= Task brief =
Your job is to restate each entry word for word.

= Material =
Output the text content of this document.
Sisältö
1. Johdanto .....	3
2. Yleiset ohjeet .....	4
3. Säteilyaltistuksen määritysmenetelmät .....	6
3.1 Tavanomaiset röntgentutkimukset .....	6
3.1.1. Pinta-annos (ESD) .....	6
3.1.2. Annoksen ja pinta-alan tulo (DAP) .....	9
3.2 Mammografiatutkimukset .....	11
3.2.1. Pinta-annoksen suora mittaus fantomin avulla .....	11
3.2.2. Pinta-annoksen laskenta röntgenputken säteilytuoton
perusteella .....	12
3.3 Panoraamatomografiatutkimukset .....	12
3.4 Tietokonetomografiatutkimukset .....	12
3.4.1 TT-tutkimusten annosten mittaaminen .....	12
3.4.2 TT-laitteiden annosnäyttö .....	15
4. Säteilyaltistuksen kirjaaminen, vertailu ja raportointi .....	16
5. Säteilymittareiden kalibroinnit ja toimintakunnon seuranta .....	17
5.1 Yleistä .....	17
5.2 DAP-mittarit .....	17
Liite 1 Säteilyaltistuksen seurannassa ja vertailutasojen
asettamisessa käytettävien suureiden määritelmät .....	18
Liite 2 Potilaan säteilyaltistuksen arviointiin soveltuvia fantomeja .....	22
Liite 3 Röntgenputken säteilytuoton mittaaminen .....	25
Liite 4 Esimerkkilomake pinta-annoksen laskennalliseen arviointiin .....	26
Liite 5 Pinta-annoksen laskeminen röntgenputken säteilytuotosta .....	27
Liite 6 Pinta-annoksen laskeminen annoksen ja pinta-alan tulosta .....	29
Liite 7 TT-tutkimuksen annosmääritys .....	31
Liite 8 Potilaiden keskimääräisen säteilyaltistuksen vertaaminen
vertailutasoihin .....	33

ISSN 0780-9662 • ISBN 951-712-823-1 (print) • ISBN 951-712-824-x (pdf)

= Output for this task =
Output the text content of this document.
Sisältö
1. Johdanto .....	3
2. Yleiset ohjeet .....	4
3. Säteilyaltistuksen määritysmenetelmät .....	6
3.1 Tavanomaiset röntgentutkimukset .....	6
3.1.1. Pinta-annos (ESD) .....	6
3.1.2. Annoksen ja pinta-alan tulo (DAP) .....	9
3.2 Mammografiatutkimukset .....	11
3.2.1. Pinta-annoksen suora mittaus fantomin avulla .....	11
3.2.2. Pinta-annoksen laskenta röntgenputken säteilytuoton
perusteella .....	12
3.3 Panoraamatomografiatutkimukset .....	12
3.4 Tietokonetomografiatutkimukset .....	12
3.4.1 TT-tutkimusten annosten mittaaminen .....	12
3.4.2 TT-laitteiden annosnäyttö .....	15
4. Säteilyaltistuksen kirjaaminen, vertailu ja raportointi .....	16
5. Säteilymittareiden kalibroinnit ja toimintakunnon seuranta .....	17
5.1 Yleistä .....	17
5.2 DAP-mittarit .....	17
Liite 1 Säteilyaltistuksen seurannassa ja vertailutasojen
asettamisessa käytettävien suureiden määritelmät .....	18
Liite 2 Potilaan säteilyaltistuksen arviointiin soveltuvia fantomeja .....	22
Liite 3 Röntgenputken säteilytuoton mittaaminen .....	25
Liite 4 Esimerkkilomake pinta-annoksen laskennalliseen arviointiin .....	26
Liite 5 Pinta-annoksen laskeminen röntgenputken säteilytuotosta .....	27
Liite 6 Pinta-annoksen laskeminen annoksen ja pinta-alan tulosta .....	29
Liite 7 TT-tutkimuksen annosmääritys .....	31
Liite 8 Potilaiden keskimääräisen säteilyaltistuksen vertaaminen
vertailutasoihin .....	33

ISSN 0780-9662 • ISBN 951-712-823-1 (print) • ISBN 951-712-824-x (pdf)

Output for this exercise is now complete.